* Your instructions
Print the complete set of entries exactly.
══ The data ══
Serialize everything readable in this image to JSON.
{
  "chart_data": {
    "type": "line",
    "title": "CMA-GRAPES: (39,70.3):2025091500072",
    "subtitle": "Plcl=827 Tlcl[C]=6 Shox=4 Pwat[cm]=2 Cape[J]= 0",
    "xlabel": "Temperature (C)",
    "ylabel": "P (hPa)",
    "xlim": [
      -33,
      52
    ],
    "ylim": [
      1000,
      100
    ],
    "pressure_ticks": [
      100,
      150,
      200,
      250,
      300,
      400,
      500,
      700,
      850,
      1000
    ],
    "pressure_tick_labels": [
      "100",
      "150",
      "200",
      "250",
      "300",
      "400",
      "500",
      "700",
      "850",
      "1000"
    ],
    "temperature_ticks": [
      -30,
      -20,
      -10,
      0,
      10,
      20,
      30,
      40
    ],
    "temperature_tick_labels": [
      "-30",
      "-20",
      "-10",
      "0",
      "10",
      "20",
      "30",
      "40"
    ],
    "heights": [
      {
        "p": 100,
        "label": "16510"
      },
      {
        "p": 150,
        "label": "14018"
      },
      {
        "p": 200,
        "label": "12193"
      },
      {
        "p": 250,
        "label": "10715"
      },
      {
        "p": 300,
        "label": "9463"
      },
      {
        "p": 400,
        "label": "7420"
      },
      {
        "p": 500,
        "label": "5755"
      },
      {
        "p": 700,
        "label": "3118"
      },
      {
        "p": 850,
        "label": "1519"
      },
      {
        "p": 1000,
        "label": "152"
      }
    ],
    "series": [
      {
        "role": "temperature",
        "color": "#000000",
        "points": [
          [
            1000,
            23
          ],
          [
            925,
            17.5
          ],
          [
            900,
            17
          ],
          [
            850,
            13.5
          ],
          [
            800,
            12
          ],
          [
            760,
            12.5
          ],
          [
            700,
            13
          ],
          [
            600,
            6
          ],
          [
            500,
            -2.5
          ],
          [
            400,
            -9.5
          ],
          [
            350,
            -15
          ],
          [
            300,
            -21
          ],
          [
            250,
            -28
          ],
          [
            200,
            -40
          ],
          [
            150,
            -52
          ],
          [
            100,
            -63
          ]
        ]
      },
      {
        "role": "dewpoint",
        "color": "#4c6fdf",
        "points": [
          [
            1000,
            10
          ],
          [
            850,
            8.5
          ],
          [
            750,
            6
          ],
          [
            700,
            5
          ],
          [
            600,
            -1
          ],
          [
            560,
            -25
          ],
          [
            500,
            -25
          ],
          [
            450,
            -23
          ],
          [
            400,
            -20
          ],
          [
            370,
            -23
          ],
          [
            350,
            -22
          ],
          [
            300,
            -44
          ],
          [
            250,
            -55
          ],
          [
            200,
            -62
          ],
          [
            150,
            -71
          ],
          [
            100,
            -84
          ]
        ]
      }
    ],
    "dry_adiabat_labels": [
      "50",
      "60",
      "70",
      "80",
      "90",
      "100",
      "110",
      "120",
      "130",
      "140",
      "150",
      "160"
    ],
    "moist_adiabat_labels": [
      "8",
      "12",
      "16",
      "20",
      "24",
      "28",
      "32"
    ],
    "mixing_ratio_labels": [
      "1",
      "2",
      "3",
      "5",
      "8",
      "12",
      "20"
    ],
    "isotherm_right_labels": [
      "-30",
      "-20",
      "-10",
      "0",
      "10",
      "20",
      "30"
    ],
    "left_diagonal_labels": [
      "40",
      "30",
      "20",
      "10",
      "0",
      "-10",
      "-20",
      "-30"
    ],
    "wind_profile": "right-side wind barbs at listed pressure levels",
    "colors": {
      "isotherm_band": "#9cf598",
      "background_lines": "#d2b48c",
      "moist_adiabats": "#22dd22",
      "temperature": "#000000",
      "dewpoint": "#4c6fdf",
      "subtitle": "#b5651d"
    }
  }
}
═══
* Answer to this problem
Serialize everything readable in this image to JSON.
{
  "chart_data": {
    "type": "line",
    "title": "CMA-GRAPES: (39,70.3):2025091500072",
    "subtitle": "Plcl=827 Tlcl[C]=6 Shox=4 Pwat[cm]=2 Cape[J]= 0",
    "xlabel": "Temperature (C)",
    "ylabel": "P (hPa)",
    "xlim": [
      -33,
      52
    ],
    "ylim": [
      1000,
      100
    ],
    "pressure_ticks": [
      100,
      150,
      200,
      250,
      300,
      400,
      500,
      700,
      850,
      1000
    ],
    "pressure_tick_labels": [
      "100",
      "150",
      "200",
      "250",
      "300",
      "400",
      "500",
      "700",
      "850",
      "1000"
    ],
    "temperature_ticks": [
      -30,
      -20,
      -10,
      0,
      10,
      20,
      30,
      40
    ],
    "temperature_tick_labels": [
      "-30",
      "-20",
      "-10",
      "0",
      "10",
      "20",
      "30",
      "40"
    ],
    "heights": [
      {
        "p": 100,
        "label": "16510"
      },
      {
        "p": 150,
        "label": "14018"
      },
      {
        "p": 200,
        "label": "12193"
      },
      {
        "p": 250,
        "label": "10715"
      },
      {
        "p": 300,
        "label": "9463"
      },
      {
        "p": 400,
        "label": "7420"
      },
      {
        "p": 500,
        "label": "5755"
      },
      {
        "p": 700,
        "label": "3118"
      },
      {
        "p": 850,
        "label": "1519"
      },
      {
        "p": 1000,
        "label": "152"
      }
    ],
    "series": [
      {
        "role": "temperature",
        "color": "#000000",
        "points": [
          [
            1000,
            23
          ],
          [
            925,
            17.5
          ],
          [
            900,
            17
          ],
          [
            850,
            13.5
          ],
          [
            800,
            12
          ],
          [
            760,
            12.5
          ],
          [
            700,
            13
          ],
          [
            600,
            6
          ],
          [
            500,
            -2.5
          ],
          [
            400,
            -9.5
          ],
          [
            350,
            -15
          ],
          [
            300,
            -21
          ],
          [
            250,
            -28
          ],
          [
            200,
            -40
          ],
          [
            150,
            -52
          ],
          [
            100,
            -63
          ]
        ]
      },
      {
        "role": "dewpoint",
        "color": "#4c6fdf",
        "points": [
          [
            1000,
            10
          ],
          [
            850,
            8.5
          ],
          [
            750,
            6
          ],
          [
            700,
            5
          ],
          [
            600,
            -1
          ],
          [
            560,
            -25
          ],
          [
            500,
            -25
          ],
          [
            450,
            -23
          ],
          [
            400,
            -20
          ],
          [
            370,
            -23
          ],
          [
            350,
            -22
          ],
          [
            300,
            -44
          ],
          [
            250,
            -55
          ],
          [
            200,
            -62
          ],
          [
            150,
            -71
          ],
          [
            100,
            -84
          ]
        ]
      }
    ],
    "dry_adiabat_labels": [
      "50",
      "60",
      "70",
      "80",
      "90",
      "100",
      "110",
      "120",
      "130",
      "140",
      "150",
      "160"
    ],
    "moist_adiabat_labels": [
      "8",
      "12",
      "16",
      "20",
      "24",
      "28",
      "32"
    ],
    "mixing_ratio_labels": [
      "1",
      "2",
      "3",
      "5",
      "8",
      "12",
      "20"
    ],
    "isotherm_right_labels": [
      "-30",
      "-20",
      "-10",
      "0",
      "10",
      "20",
      "30"
    ],
    "left_diagonal_labels": [
      "40",
      "30",
      "20",
      "10",
      "0",
      "-10",
      "-20",
      "-30"
    ],
    "wind_profile": "right-side wind barbs at listed pressure levels",
    "colors": {
      "isotherm_band": "#9cf598",
      "background_lines": "#d2b48c",
      "moist_adiabats": "#22dd22",
      "temperature": "#000000",
      "dewpoint": "#4c6fdf",
      "subtitle": "#b5651d"
    }
  }
}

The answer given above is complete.